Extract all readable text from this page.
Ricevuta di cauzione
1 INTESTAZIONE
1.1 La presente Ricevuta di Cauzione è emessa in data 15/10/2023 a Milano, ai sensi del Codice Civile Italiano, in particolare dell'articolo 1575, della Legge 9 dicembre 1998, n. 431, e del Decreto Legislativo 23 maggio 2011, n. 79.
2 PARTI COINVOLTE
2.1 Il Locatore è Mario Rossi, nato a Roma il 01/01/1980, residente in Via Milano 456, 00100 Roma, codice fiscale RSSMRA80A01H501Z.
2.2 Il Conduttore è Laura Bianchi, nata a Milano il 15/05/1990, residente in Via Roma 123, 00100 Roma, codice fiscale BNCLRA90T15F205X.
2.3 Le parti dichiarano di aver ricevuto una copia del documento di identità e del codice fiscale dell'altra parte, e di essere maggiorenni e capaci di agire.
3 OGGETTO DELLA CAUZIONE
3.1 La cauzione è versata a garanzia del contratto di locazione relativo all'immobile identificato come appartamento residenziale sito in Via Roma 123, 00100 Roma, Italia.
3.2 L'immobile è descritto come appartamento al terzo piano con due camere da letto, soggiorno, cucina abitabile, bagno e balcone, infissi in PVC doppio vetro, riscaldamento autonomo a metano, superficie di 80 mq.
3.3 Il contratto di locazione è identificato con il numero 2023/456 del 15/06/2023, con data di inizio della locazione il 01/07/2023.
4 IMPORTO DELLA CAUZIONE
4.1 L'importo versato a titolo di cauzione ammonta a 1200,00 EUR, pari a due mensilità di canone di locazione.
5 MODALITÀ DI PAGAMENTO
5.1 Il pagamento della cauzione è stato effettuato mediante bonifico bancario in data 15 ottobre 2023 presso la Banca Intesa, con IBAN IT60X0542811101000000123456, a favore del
☆ ☆ ☆ ☆ ☆ ☆ ☆
- **To be done**:
Each entry is to be returned in full, character for character.

- **Expected answer**:
Extract all readable text from this page.
Ricevuta di cauzione
1 INTESTAZIONE
1.1 La presente Ricevuta di Cauzione è emessa in data 15/10/2023 a Milano, ai sensi del Codice Civile Italiano, in particolare dell'articolo 1575, della Legge 9 dicembre 1998, n. 431, e del Decreto Legislativo 23 maggio 2011, n. 79.
2 PARTI COINVOLTE
2.1 Il Locatore è Mario Rossi, nato a Roma il 01/01/1980, residente in Via Milano 456, 00100 Roma, codice fiscale RSSMRA80A01H501Z.
2.2 Il Conduttore è Laura Bianchi, nata a Milano il 15/05/1990, residente in Via Roma 123, 00100 Roma, codice fiscale BNCLRA90T15F205X.
2.3 Le parti dichiarano di aver ricevuto una copia del documento di identità e del codice fiscale dell'altra parte, e di essere maggiorenni e capaci di agire.
3 OGGETTO DELLA CAUZIONE
3.1 La cauzione è versata a garanzia del contratto di locazione relativo all'immobile identificato come appartamento residenziale sito in Via Roma 123, 00100 Roma, Italia.
3.2 L'immobile è descritto come appartamento al terzo piano con due camere da letto, soggiorno, cucina abitabile, bagno e balcone, infissi in PVC doppio vetro, riscaldamento autonomo a metano, superficie di 80 mq.
3.3 Il contratto di locazione è identificato con il numero 2023/456 del 15/06/2023, con data di inizio della locazione il 01/07/2023.
4 IMPORTO DELLA CAUZIONE
4.1 L'importo versato a titolo di cauzione ammonta a 1200,00 EUR, pari a due mensilità di canone di locazione.
5 MODALITÀ DI PAGAMENTO
5.1 Il pagamento della cauzione è stato effettuato mediante bonifico bancario in data 15 ottobre 2023 presso la Banca Intesa, con IBAN IT60X0542811101000000123456, a favore del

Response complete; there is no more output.